++++ DATA PROVIDED

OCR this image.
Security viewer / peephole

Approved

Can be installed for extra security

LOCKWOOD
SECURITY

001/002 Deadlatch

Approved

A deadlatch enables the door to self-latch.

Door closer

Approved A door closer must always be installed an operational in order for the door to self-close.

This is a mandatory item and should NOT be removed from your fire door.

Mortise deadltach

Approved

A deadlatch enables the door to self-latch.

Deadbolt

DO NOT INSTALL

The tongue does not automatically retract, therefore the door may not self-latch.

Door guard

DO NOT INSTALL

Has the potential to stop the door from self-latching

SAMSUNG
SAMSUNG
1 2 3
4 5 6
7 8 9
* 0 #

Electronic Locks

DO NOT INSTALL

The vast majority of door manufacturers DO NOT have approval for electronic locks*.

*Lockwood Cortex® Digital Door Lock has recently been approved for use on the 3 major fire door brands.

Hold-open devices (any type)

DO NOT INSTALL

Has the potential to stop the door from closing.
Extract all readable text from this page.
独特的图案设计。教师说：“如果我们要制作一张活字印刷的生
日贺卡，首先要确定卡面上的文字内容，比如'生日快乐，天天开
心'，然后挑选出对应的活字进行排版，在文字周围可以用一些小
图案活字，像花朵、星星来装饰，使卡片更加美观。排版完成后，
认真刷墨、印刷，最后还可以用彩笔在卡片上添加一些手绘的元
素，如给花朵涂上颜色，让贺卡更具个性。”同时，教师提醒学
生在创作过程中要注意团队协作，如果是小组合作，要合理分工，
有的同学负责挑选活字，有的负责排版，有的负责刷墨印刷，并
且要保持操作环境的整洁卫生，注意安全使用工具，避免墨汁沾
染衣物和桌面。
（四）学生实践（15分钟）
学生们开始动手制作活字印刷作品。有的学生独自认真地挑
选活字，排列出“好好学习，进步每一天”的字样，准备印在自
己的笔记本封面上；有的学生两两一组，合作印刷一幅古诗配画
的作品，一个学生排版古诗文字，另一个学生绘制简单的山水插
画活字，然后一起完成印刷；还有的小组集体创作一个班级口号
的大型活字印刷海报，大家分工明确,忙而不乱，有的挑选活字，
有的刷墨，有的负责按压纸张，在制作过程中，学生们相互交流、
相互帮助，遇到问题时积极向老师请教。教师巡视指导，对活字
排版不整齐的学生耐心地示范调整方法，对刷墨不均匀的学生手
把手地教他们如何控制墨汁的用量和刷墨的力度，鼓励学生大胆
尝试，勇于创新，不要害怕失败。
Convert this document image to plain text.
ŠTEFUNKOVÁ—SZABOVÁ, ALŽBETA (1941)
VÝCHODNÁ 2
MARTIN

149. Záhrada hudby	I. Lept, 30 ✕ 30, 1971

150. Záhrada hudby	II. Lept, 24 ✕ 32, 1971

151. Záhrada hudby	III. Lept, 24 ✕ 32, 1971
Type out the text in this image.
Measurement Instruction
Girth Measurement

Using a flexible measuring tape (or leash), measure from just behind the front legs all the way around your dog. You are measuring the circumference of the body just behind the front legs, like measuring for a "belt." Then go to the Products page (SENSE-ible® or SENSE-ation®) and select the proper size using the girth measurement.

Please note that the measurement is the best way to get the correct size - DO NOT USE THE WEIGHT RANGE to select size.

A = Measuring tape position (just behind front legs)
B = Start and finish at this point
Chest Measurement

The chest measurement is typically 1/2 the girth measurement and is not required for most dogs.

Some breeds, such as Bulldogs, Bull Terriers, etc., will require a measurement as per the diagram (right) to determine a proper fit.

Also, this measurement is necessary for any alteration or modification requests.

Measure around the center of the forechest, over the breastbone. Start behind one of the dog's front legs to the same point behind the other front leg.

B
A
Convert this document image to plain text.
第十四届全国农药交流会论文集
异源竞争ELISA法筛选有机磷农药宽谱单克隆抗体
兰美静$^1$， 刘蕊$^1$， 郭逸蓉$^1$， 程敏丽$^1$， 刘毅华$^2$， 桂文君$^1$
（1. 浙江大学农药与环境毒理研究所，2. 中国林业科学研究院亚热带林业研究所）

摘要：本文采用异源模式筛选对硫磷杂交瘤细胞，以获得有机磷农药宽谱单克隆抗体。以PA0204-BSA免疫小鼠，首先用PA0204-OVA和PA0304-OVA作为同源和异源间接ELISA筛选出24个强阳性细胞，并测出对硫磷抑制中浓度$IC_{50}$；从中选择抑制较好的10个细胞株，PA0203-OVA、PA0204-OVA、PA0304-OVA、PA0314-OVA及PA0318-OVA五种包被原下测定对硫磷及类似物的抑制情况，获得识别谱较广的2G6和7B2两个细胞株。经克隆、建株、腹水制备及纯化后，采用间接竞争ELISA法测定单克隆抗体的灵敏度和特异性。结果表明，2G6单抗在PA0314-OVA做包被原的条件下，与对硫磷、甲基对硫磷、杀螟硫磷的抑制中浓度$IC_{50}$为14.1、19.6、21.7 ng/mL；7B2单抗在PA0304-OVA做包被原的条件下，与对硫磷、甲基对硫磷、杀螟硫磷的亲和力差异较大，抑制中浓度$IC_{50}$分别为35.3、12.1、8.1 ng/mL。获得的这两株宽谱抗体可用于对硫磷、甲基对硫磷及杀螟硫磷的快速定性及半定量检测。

++++++++

:: WRITTEN PROBLEM ::
Pick out the lines containing the word "text" and show them.

:: OUTPUT OF THE EXERCISE ::
Extract all readable text from this page.
Convert this document image to plain text.
Type out the text in this image.
Convert this document image to plain text.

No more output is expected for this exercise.